◆ Direction ◆
Identify, in the records below, every line where the string "manifests" appears, and copy each such line.

◆ Given data ◆
◆ ◆ ◆
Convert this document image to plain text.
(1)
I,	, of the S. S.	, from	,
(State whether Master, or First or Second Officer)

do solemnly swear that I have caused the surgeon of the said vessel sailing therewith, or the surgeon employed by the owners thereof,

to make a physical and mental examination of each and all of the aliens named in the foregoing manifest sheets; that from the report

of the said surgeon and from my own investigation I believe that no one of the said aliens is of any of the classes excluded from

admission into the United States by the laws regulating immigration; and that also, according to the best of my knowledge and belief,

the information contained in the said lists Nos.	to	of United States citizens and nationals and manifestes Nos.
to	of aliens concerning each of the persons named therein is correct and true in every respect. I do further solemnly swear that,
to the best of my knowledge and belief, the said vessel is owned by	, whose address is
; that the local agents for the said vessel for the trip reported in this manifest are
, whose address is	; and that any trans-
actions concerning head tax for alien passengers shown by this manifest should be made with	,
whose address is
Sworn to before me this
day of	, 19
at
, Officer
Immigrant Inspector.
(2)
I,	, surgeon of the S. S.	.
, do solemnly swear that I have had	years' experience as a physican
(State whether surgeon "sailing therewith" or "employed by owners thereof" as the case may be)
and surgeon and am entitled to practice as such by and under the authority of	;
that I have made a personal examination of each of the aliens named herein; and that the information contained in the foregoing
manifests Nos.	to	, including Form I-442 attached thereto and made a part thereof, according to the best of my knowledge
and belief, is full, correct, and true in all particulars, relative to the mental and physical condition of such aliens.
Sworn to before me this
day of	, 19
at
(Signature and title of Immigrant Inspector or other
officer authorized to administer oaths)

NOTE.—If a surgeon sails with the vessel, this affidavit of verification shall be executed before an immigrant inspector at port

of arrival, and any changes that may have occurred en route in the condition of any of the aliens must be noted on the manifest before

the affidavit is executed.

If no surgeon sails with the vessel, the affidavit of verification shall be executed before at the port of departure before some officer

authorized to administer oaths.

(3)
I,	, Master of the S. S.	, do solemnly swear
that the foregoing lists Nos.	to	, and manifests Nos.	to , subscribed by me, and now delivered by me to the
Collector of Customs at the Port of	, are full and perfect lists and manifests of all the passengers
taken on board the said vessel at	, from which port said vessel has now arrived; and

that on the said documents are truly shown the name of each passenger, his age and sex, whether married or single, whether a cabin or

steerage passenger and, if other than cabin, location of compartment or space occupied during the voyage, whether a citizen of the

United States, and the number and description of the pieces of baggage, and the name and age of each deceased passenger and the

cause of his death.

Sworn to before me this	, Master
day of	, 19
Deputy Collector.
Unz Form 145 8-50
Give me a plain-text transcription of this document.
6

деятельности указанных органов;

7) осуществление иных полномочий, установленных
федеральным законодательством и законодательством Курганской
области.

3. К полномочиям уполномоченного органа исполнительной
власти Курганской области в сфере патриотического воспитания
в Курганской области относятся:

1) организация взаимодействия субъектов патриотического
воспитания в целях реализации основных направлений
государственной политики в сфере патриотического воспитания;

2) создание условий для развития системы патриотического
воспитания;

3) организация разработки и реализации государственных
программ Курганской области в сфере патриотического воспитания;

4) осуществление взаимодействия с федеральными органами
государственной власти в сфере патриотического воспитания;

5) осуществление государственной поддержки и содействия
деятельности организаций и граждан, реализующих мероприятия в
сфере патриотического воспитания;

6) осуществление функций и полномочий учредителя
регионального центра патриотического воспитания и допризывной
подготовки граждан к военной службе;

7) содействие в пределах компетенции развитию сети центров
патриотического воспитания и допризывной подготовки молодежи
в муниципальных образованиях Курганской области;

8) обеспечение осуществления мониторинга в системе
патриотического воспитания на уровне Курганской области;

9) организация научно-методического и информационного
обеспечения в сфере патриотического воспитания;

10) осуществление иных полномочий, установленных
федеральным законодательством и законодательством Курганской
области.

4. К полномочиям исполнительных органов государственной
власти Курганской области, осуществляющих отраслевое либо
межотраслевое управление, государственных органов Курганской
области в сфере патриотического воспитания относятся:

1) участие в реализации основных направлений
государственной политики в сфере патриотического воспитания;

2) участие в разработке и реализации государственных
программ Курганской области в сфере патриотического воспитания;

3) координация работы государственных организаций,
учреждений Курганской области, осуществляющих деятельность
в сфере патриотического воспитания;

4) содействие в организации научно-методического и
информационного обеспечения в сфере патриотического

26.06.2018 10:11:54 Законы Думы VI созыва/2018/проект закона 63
◆ ◆ ◆
◆ Written solution ◆
manifests Nos.	to	, including Form I-442 attached thereto and made a part thereof, according to the best of my knowledge
that the foregoing lists Nos.	to	, and manifests Nos.	to , subscribed by me, and now delivered by me to the
Collector of Customs at the Port of	, are full and perfect lists and manifests of all the passengers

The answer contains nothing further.